* Task description:
Return every record below exactly as written, but leave out the pictures.

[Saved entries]
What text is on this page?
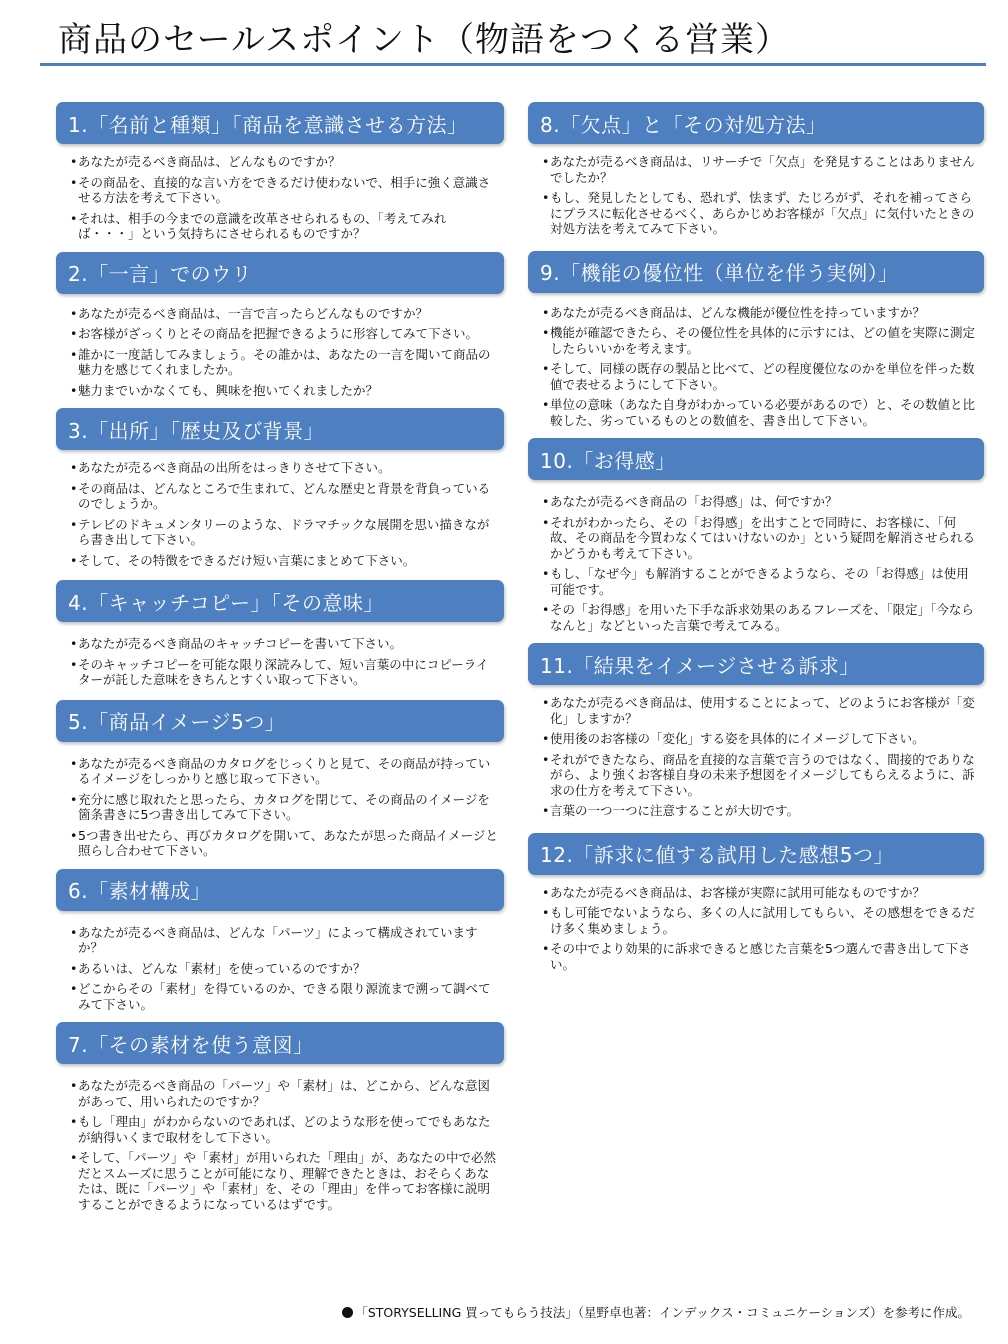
商品のセールスポイント（物語をつくる営業）
1.「名前と種類」「商品を意識させる方法」
• あなたが売るべき商品は、どんなものですか？
• その商品を、直接的な言い方をできるだけ使わないで、相手に強く意識させる方法を考えて下さい。
• それは、相手の今までの意識を改革させられるもの、「考えてみれば・・・」という気持ちにさせられるものですか？
2.「一言」でのウリ
• あなたが売るべき商品は、一言で言ったらどんなものですか？
• お客様がざっくりとその商品を把握できるように形容してみて下さい。
• 誰かに一度話してみましょう。その誰かは、あなたの一言を聞いて商品の魅力を感じてくれましたか。
• 魅力までいかなくても、興味を抱いてくれましたか？
3.「出所」「歴史及び背景」
• あなたが売るべき商品の出所をはっきりさせて下さい。
• その商品は、どんなところで生まれて、どんな歴史と背景を背負っているのでしょうか。
• テレビのドキュメンタリーのような、ドラマチックな展開を思い描きながら書き出して下さい。
• そして、その特徴をできるだけ短い言葉にまとめて下さい。
4.「キャッチコピー」「その意味」
• あなたが売るべき商品のキャッチコピーを書いて下さい。
• そのキャッチコピーを可能な限り深読みして、短い言葉の中にコピーライターが託した意味をきちんとすくい取って下さい。
5.「商品イメージ5つ」
• あなたが売るべき商品のカタログをじっくりと見て、その商品が持っているイメージをしっかりと感じ取って下さい。
• 充分に感じ取れたと思ったら、カタログを閉じて、その商品のイメージを箇条書きに5つ書き出してみて下さい。
• 5つ書き出せたら、再びカタログを開いて、あなたが思った商品イメージと照らし合わせて下さい。
6.「素材構成」
• あなたが売るべき商品は、どんな「パーツ」によって構成されていますか？
• あるいは、どんな「素材」を使っているのですか？
• どこからその「素材」を得ているのか、できる限り源流まで溯って調べてみて下さい。
7.「その素材を使う意図」
• あなたが売るべき商品の「パーツ」や「素材」は、どこから、どんな意図があって、用いられたのですか？
• もし「理由」がわからないのであれば、どのような形を使ってでもあなたが納得いくまで取材をして下さい。
• そして、「パーツ」や「素材」が用いられた「理由」が、あなたの中で必然だとスムーズに思うことが可能になり、理解できたときは、おそらくあなたは、既に「パーツ」や「素材」を、その「理由」を伴ってお客様に説明することができるようになっているはずです。
8.「欠点」と「その対処方法」
• あなたが売るべき商品は、リサーチで「欠点」を発見することはありませんでしたか？
• もし、発見したとしても、恐れず、怯まず、たじろがず、それを補ってさらにプラスに転化させるべく、あらかじめお客様が「欠点」に気付いたときの対処方法を考えてみて下さい。
9.「機能の優位性（単位を伴う実例）」
• あなたが売るべき商品は、どんな機能が優位性を持っていますか？
• 機能が確認できたら、その優位性を具体的に示すには、どの値を実際に測定したらいいかを考えます。
• そして、同様の既存の製品と比べて、どの程度優位なのかを単位を伴った数値で表せるようにして下さい。
• 単位の意味（あなた自身がわかっている必要があるので）と、その数値と比較した、劣っているものとの数値を、書き出して下さい。
10.「お得感」
• あなたが売るべき商品の「お得感」は、何ですか？
• それがわかったら、その「お得感」を出すことで同時に、お客様に、「何故、その商品を今買わなくてはいけないのか」という疑問を解消させられるかどうかも考えて下さい。
• もし、「なぜ今」も解消することができるようなら、その「お得感」は使用可能です。
• その「お得感」を用いた下手な訴求効果のあるフレーズを、「限定」「今ならなんと」などといった言葉で考えてみる。
11.「結果をイメージさせる訴求」
• あなたが売るべき商品は、使用することによって、どのようにお客様が「変化」しますか？
• 使用後のお客様の「変化」する姿を具体的にイメージして下さい。
• それができたなら、商品を直接的な言葉で言うのではなく、間接的でありながら、より強くお客様自身の未来予想図をイメージしてもらえるように、訴求の仕方を考えて下さい。
• 言葉の一つ一つに注意することが大切です。
12.「訴求に値する試用した感想5つ」
• あなたが売るべき商品は、お客様が実際に試用可能なものですか？
• もし可能でないようなら、多くの人に試用してもらい、その感想をできるだけ多く集めましょう。
• その中でより効果的に訴求できると感じた言葉を5つ選んで書き出して下さい。
「STORYSELLING 買ってもらう技法」（星野卓也著：インデックス・コミュニケーションズ）を参考に作成。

* The completed task:
What text is on this page?
商品のセールスポイント（物語をつくる営業）
1.「名前と種類」「商品を意識させる方法」
• あなたが売るべき商品は、どんなものですか？
• その商品を、直接的な言い方をできるだけ使わないで、相手に強く意識させる方法を考えて下さい。
• それは、相手の今までの意識を改革させられるもの、「考えてみれば・・・」という気持ちにさせられるものですか？
2.「一言」でのウリ
• あなたが売るべき商品は、一言で言ったらどんなものですか？
• お客様がざっくりとその商品を把握できるように形容してみて下さい。
• 誰かに一度話してみましょう。その誰かは、あなたの一言を聞いて商品の魅力を感じてくれましたか。
• 魅力までいかなくても、興味を抱いてくれましたか？
3.「出所」「歴史及び背景」
• あなたが売るべき商品の出所をはっきりさせて下さい。
• その商品は、どんなところで生まれて、どんな歴史と背景を背負っているのでしょうか。
• テレビのドキュメンタリーのような、ドラマチックな展開を思い描きながら書き出して下さい。
• そして、その特徴をできるだけ短い言葉にまとめて下さい。
4.「キャッチコピー」「その意味」
• あなたが売るべき商品のキャッチコピーを書いて下さい。
• そのキャッチコピーを可能な限り深読みして、短い言葉の中にコピーライターが託した意味をきちんとすくい取って下さい。
5.「商品イメージ5つ」
• あなたが売るべき商品のカタログをじっくりと見て、その商品が持っているイメージをしっかりと感じ取って下さい。
• 充分に感じ取れたと思ったら、カタログを閉じて、その商品のイメージを箇条書きに5つ書き出してみて下さい。
• 5つ書き出せたら、再びカタログを開いて、あなたが思った商品イメージと照らし合わせて下さい。
6.「素材構成」
• あなたが売るべき商品は、どんな「パーツ」によって構成されていますか？
• あるいは、どんな「素材」を使っているのですか？
• どこからその「素材」を得ているのか、できる限り源流まで溯って調べてみて下さい。
7.「その素材を使う意図」
• あなたが売るべき商品の「パーツ」や「素材」は、どこから、どんな意図があって、用いられたのですか？
• もし「理由」がわからないのであれば、どのような形を使ってでもあなたが納得いくまで取材をして下さい。
• そして、「パーツ」や「素材」が用いられた「理由」が、あなたの中で必然だとスムーズに思うことが可能になり、理解できたときは、おそらくあなたは、既に「パーツ」や「素材」を、その「理由」を伴ってお客様に説明することができるようになっているはずです。
8.「欠点」と「その対処方法」
• あなたが売るべき商品は、リサーチで「欠点」を発見することはありませんでしたか？
• もし、発見したとしても、恐れず、怯まず、たじろがず、それを補ってさらにプラスに転化させるべく、あらかじめお客様が「欠点」に気付いたときの対処方法を考えてみて下さい。
9.「機能の優位性（単位を伴う実例）」
• あなたが売るべき商品は、どんな機能が優位性を持っていますか？
• 機能が確認できたら、その優位性を具体的に示すには、どの値を実際に測定したらいいかを考えます。
• そして、同様の既存の製品と比べて、どの程度優位なのかを単位を伴った数値で表せるようにして下さい。
• 単位の意味（あなた自身がわかっている必要があるので）と、その数値と比較した、劣っているものとの数値を、書き出して下さい。
10.「お得感」
• あなたが売るべき商品の「お得感」は、何ですか？
• それがわかったら、その「お得感」を出すことで同時に、お客様に、「何故、その商品を今買わなくてはいけないのか」という疑問を解消させられるかどうかも考えて下さい。
• もし、「なぜ今」も解消することができるようなら、その「お得感」は使用可能です。
• その「お得感」を用いた下手な訴求効果のあるフレーズを、「限定」「今ならなんと」などといった言葉で考えてみる。
11.「結果をイメージさせる訴求」
• あなたが売るべき商品は、使用することによって、どのようにお客様が「変化」しますか？
• 使用後のお客様の「変化」する姿を具体的にイメージして下さい。
• それができたなら、商品を直接的な言葉で言うのではなく、間接的でありながら、より強くお客様自身の未来予想図をイメージしてもらえるように、訴求の仕方を考えて下さい。
• 言葉の一つ一つに注意することが大切です。
12.「訴求に値する試用した感想5つ」
• あなたが売るべき商品は、お客様が実際に試用可能なものですか？
• もし可能でないようなら、多くの人に試用してもらい、その感想をできるだけ多く集めましょう。
• その中でより効果的に訴求できると感じた言葉を5つ選んで書き出して下さい。
「STORYSELLING 買ってもらう技法」（星野卓也著：インデックス・コミュニケーションズ）を参考に作成。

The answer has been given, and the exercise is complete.